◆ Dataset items
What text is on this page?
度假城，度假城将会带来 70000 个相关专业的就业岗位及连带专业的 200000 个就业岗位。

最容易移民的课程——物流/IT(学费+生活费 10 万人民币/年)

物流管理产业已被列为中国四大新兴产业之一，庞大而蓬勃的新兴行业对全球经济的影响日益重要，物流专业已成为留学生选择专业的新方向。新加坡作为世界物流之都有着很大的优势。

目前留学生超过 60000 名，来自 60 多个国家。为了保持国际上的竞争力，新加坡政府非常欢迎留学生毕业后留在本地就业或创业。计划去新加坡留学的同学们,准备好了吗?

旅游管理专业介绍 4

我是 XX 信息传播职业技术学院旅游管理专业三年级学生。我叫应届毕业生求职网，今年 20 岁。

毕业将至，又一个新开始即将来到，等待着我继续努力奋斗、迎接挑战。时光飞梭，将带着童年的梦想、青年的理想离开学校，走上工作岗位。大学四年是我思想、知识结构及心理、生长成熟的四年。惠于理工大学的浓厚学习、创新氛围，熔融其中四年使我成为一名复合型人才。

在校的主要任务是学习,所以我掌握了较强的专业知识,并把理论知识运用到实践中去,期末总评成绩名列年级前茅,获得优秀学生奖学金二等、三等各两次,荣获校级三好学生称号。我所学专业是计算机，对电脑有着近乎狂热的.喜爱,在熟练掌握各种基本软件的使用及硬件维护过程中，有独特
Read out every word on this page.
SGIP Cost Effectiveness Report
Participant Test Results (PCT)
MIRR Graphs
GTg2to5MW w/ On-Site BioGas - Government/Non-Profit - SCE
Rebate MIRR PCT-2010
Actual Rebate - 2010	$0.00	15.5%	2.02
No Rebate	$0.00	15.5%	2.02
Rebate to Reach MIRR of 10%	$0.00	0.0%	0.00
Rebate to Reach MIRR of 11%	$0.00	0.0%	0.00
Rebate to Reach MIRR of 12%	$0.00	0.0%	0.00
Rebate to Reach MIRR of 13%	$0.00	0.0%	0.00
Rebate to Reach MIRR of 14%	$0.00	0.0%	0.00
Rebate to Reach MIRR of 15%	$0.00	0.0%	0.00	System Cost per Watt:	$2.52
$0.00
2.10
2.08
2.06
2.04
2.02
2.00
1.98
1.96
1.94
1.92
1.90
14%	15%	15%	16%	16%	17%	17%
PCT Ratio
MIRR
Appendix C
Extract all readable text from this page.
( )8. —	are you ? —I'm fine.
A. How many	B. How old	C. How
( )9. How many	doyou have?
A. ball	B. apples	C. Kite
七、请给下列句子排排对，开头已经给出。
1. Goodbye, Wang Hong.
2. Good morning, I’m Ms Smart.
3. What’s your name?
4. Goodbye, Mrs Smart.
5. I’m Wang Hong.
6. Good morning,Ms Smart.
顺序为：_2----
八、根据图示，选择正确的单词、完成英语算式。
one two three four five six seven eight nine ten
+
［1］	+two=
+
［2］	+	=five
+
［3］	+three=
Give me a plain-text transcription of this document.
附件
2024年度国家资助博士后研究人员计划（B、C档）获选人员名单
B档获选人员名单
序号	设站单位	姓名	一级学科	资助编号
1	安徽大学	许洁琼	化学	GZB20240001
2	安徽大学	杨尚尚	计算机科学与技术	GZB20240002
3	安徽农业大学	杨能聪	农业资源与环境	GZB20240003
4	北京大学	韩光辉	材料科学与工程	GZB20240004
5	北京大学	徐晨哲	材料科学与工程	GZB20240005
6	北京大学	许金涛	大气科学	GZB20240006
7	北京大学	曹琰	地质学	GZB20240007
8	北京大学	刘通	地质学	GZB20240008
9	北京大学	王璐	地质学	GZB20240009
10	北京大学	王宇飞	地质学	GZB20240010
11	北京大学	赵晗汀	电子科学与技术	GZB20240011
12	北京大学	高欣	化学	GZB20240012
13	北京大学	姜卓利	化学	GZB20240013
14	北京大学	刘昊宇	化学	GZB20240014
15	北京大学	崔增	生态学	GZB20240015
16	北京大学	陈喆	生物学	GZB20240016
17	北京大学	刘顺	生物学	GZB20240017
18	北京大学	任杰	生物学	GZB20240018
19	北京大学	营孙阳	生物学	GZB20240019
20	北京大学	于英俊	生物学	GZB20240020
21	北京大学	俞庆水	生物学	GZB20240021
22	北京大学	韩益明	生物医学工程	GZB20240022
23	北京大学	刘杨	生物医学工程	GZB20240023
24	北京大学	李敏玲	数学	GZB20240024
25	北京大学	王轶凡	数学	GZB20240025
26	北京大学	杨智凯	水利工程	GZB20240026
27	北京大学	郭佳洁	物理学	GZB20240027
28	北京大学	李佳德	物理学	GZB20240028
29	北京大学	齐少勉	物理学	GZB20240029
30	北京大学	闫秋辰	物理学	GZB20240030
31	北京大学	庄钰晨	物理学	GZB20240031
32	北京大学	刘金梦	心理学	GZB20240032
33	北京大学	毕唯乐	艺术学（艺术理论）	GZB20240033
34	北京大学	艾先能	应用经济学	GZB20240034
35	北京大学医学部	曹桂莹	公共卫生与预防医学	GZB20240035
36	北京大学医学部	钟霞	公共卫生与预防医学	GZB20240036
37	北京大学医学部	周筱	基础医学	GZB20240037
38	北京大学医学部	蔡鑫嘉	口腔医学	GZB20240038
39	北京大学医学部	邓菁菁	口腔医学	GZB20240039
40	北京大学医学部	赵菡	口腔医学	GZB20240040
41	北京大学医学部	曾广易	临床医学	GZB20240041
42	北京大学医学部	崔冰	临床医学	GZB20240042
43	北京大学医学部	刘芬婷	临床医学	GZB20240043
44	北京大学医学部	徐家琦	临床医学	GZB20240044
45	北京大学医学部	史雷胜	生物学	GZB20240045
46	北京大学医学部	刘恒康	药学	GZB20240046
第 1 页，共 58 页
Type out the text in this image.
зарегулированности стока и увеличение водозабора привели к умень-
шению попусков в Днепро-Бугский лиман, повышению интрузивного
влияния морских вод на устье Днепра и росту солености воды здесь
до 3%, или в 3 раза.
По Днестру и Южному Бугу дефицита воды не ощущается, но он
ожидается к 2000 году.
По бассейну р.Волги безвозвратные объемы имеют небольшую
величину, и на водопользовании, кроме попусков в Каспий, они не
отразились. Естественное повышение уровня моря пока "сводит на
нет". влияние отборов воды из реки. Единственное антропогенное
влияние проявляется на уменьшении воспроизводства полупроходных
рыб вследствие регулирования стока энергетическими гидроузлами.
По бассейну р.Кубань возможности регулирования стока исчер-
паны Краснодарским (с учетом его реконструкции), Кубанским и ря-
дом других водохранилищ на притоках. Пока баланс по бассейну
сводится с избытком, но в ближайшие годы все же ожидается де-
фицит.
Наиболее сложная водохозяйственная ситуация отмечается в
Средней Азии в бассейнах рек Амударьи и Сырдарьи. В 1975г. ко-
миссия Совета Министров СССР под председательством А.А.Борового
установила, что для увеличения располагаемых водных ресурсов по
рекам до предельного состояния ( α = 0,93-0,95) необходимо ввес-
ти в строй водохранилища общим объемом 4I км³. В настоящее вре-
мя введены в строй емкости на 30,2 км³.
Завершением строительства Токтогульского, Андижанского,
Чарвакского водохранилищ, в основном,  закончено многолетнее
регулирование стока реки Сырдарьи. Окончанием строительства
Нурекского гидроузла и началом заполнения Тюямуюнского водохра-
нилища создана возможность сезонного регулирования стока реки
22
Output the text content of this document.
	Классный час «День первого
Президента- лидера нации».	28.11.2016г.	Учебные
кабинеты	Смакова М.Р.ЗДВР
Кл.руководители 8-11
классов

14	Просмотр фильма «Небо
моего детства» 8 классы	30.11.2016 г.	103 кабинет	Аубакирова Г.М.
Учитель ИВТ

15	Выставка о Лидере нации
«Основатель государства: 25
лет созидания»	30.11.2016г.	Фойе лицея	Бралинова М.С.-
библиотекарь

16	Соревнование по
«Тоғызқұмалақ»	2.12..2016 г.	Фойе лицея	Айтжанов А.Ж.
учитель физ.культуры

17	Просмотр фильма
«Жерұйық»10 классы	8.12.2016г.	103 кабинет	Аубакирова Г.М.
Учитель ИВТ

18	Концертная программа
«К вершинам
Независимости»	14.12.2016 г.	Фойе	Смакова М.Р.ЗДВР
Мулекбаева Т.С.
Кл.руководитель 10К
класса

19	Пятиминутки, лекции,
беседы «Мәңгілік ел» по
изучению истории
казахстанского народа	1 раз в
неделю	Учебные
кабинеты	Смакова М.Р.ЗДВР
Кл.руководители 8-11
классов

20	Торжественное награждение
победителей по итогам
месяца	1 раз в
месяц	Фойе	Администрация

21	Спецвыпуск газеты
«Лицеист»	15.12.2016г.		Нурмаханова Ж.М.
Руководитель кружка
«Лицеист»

◆ Short task
Copy out every line with the word "стока".

◆ Problem solution
зарегулированности стока и увеличение водозабора привели к умень-
рыб вследствие регулирования стока энергетическими гидроузлами.
По бассейну р.Кубань возможности регулирования стока исчер-
регулирование стока реки Сырдарьи. Окончанием строительства
нилища создана возможность сезонного регулирования стока реки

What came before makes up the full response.